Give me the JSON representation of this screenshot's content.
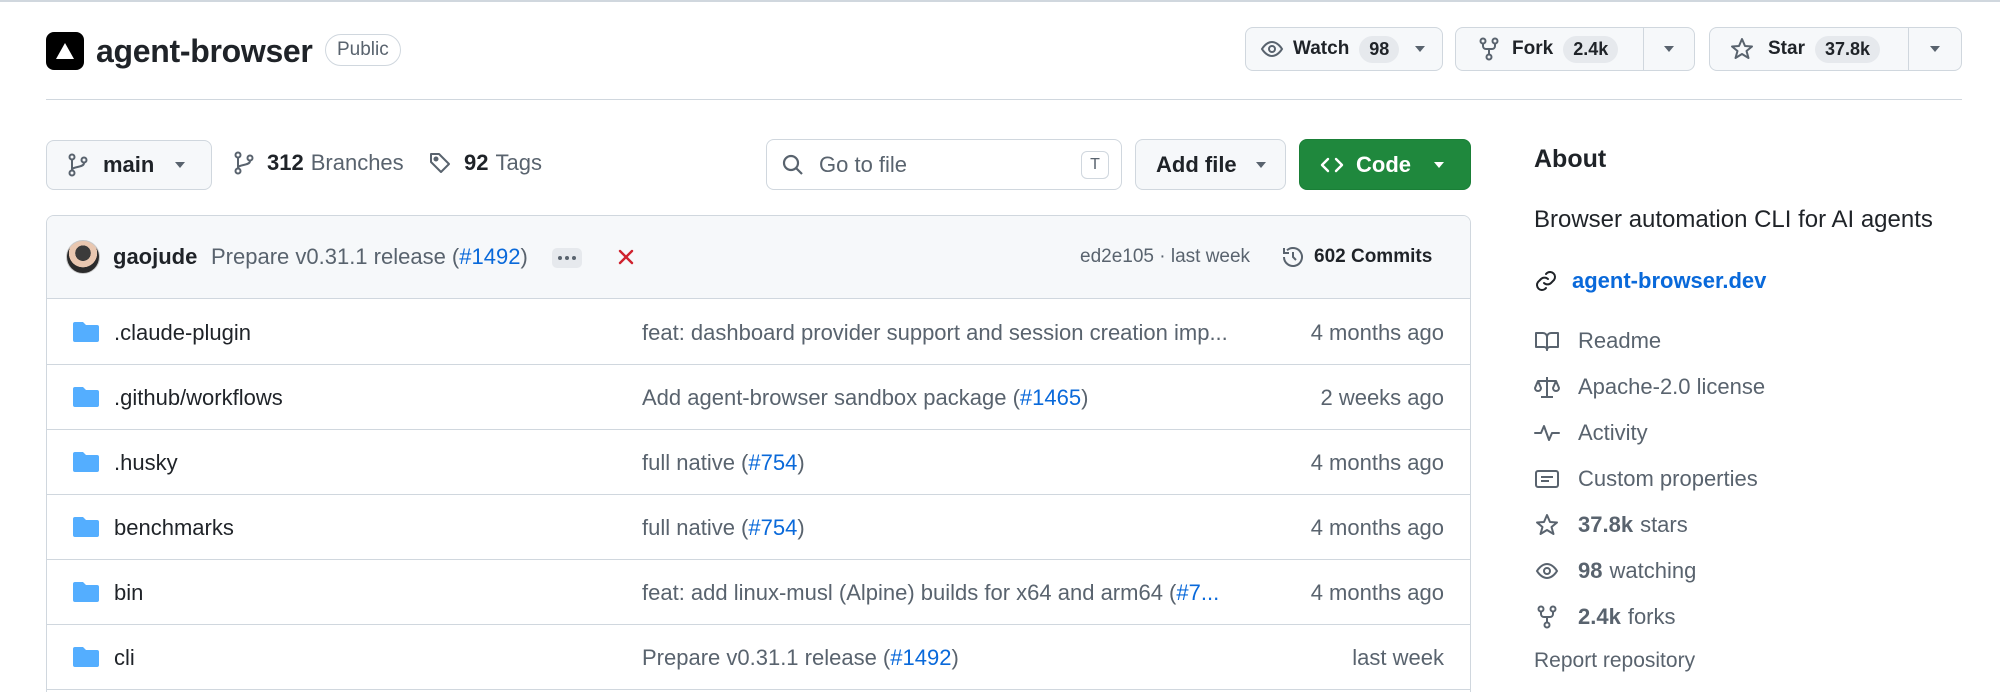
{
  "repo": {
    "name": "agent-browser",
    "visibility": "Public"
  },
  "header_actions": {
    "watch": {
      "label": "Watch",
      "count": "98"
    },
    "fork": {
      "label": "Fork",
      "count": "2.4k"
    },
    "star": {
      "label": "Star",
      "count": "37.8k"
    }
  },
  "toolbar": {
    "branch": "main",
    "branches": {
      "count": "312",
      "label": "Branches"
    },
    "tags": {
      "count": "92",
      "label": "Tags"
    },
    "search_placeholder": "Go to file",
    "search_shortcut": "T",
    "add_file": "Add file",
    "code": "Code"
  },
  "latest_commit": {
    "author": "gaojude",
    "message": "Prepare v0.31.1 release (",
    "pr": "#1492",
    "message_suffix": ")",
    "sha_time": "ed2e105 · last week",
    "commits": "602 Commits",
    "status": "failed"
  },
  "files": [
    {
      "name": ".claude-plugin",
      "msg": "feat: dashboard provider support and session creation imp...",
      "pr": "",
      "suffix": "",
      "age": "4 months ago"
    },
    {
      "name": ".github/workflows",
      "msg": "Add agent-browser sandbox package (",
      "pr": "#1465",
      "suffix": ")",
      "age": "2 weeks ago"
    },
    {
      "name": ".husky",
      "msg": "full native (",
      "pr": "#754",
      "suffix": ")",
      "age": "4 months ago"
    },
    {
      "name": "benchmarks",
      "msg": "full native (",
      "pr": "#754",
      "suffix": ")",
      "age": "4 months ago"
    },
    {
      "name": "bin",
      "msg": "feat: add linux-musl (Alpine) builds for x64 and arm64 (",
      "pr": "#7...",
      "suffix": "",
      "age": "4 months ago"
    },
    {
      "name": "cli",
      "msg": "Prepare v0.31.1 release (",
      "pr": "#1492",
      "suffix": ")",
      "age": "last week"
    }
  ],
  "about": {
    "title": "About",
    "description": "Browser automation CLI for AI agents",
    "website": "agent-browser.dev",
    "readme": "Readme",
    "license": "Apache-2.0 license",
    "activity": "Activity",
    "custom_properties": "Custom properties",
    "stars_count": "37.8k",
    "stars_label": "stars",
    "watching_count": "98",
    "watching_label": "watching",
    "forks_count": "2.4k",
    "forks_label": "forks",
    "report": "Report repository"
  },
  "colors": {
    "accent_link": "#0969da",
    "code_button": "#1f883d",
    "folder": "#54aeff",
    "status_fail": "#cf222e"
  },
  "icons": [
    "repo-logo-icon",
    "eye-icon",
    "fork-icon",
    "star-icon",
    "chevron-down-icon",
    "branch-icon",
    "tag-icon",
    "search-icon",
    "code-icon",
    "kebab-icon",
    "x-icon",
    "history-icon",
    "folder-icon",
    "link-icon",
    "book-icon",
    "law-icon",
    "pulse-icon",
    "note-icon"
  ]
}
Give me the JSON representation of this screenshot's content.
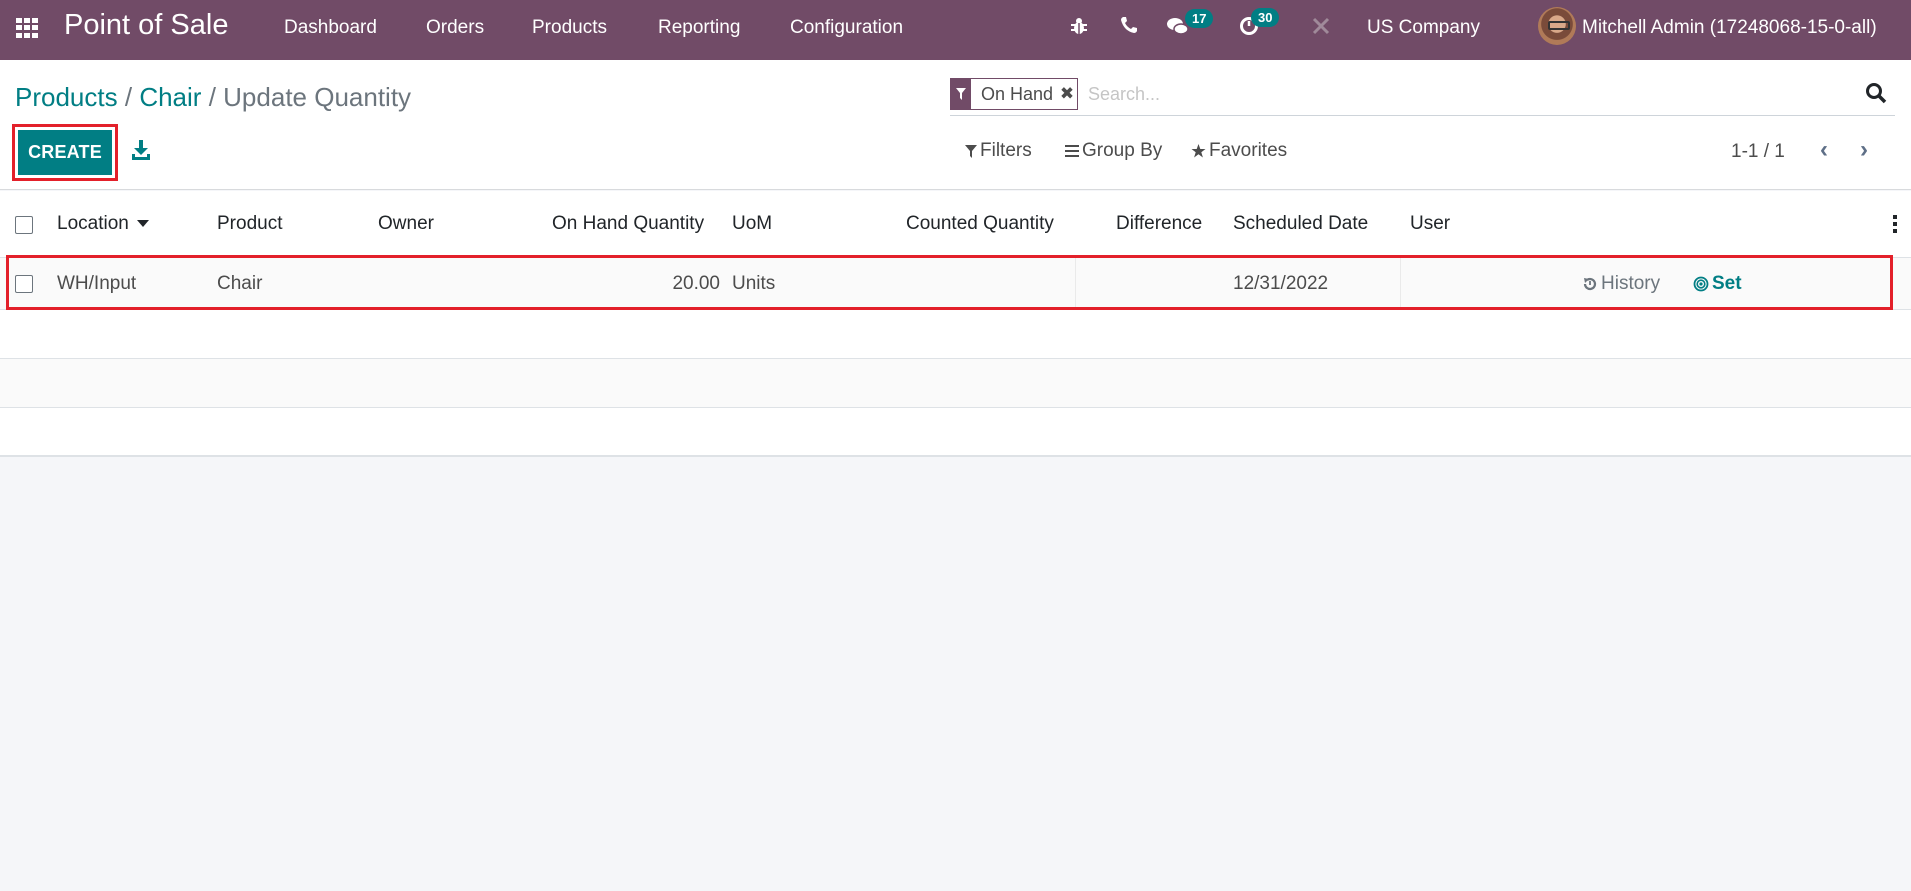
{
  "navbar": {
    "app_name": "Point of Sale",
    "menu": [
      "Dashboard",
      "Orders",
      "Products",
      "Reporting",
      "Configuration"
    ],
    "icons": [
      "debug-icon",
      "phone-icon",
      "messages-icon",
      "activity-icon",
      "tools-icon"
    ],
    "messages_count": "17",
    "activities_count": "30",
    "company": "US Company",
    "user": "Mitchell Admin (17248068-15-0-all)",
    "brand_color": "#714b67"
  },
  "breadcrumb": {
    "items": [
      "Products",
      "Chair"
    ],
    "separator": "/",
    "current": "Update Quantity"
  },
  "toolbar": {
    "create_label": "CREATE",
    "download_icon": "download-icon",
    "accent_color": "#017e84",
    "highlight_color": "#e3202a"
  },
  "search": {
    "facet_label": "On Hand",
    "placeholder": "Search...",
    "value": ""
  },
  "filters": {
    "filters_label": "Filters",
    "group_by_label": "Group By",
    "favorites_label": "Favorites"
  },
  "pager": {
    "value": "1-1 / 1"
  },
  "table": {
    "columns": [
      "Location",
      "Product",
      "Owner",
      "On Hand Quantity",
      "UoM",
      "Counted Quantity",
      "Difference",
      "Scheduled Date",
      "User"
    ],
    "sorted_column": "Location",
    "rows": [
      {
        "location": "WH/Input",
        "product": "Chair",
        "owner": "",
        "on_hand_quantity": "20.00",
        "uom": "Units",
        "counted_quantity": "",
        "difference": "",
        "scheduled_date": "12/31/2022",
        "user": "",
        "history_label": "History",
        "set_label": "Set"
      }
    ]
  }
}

WHAT YOU ARE ASKED TO DO:
Transcribe every entry word for word, but skip the pictures.

ANSWER:
Give me the JSON representation of this screenshot's content.
{
  "repo": {
    "name": "agent-browser",
    "visibility": "Public"
  },
  "header_actions": {
    "watch": {
      "label": "Watch",
      "count": "98"
    },
    "fork": {
      "label": "Fork",
      "count": "2.4k"
    },
    "star": {
      "label": "Star",
      "count": "37.8k"
    }
  },
  "toolbar": {
    "branch": "main",
    "branches": {
      "count": "312",
      "label": "Branches"
    },
    "tags": {
      "count": "92",
      "label": "Tags"
    },
    "search_placeholder": "Go to file",
    "search_shortcut": "T",
    "add_file": "Add file",
    "code": "Code"
  },
  "latest_commit": {
    "author": "gaojude",
    "message": "Prepare v0.31.1 release (",
    "pr": "#1492",
    "message_suffix": ")",
    "sha_time": "ed2e105 · last week",
    "commits": "602 Commits",
    "status": "failed"
  },
  "files": [
    {
      "name": ".claude-plugin",
      "msg": "feat: dashboard provider support and session creation imp...",
      "pr": "",
      "suffix": "",
      "age": "4 months ago"
    },
    {
      "name": ".github/workflows",
      "msg": "Add agent-browser sandbox package (",
      "pr": "#1465",
      "suffix": ")",
      "age": "2 weeks ago"
    },
    {
      "name": ".husky",
      "msg": "full native (",
      "pr": "#754",
      "suffix": ")",
      "age": "4 months ago"
    },
    {
      "name": "benchmarks",
      "msg": "full native (",
      "pr": "#754",
      "suffix": ")",
      "age": "4 months ago"
    },
    {
      "name": "bin",
      "msg": "feat: add linux-musl (Alpine) builds for x64 and arm64 (",
      "pr": "#7...",
      "suffix": "",
      "age": "4 months ago"
    },
    {
      "name": "cli",
      "msg": "Prepare v0.31.1 release (",
      "pr": "#1492",
      "suffix": ")",
      "age": "last week"
    }
  ],
  "about": {
    "title": "About",
    "description": "Browser automation CLI for AI agents",
    "website": "agent-browser.dev",
    "readme": "Readme",
    "license": "Apache-2.0 license",
    "activity": "Activity",
    "custom_properties": "Custom properties",
    "stars_count": "37.8k",
    "stars_label": "stars",
    "watching_count": "98",
    "watching_label": "watching",
    "forks_count": "2.4k",
    "forks_label": "forks",
    "report": "Report repository"
  },
  "colors": {
    "accent_link": "#0969da",
    "code_button": "#1f883d",
    "folder": "#54aeff",
    "status_fail": "#cf222e"
  },
  "icons": [
    "repo-logo-icon",
    "eye-icon",
    "fork-icon",
    "star-icon",
    "chevron-down-icon",
    "branch-icon",
    "tag-icon",
    "search-icon",
    "code-icon",
    "kebab-icon",
    "x-icon",
    "history-icon",
    "folder-icon",
    "link-icon",
    "book-icon",
    "law-icon",
    "pulse-icon",
    "note-icon"
  ]
}
Give me the JSON representation of this screenshot's content.
{
  "navbar": {
    "app_name": "Point of Sale",
    "menu": [
      "Dashboard",
      "Orders",
      "Products",
      "Reporting",
      "Configuration"
    ],
    "icons": [
      "debug-icon",
      "phone-icon",
      "messages-icon",
      "activity-icon",
      "tools-icon"
    ],
    "messages_count": "17",
    "activities_count": "30",
    "company": "US Company",
    "user": "Mitchell Admin (17248068-15-0-all)",
    "brand_color": "#714b67"
  },
  "breadcrumb": {
    "items": [
      "Products",
      "Chair"
    ],
    "separator": "/",
    "current": "Update Quantity"
  },
  "toolbar": {
    "create_label": "CREATE",
    "download_icon": "download-icon",
    "accent_color": "#017e84",
    "highlight_color": "#e3202a"
  },
  "search": {
    "facet_label": "On Hand",
    "placeholder": "Search...",
    "value": ""
  },
  "filters": {
    "filters_label": "Filters",
    "group_by_label": "Group By",
    "favorites_label": "Favorites"
  },
  "pager": {
    "value": "1-1 / 1"
  },
  "table": {
    "columns": [
      "Location",
      "Product",
      "Owner",
      "On Hand Quantity",
      "UoM",
      "Counted Quantity",
      "Difference",
      "Scheduled Date",
      "User"
    ],
    "sorted_column": "Location",
    "rows": [
      {
        "location": "WH/Input",
        "product": "Chair",
        "owner": "",
        "on_hand_quantity": "20.00",
        "uom": "Units",
        "counted_quantity": "",
        "difference": "",
        "scheduled_date": "12/31/2022",
        "user": "",
        "history_label": "History",
        "set_label": "Set"
      }
    ]
  }
}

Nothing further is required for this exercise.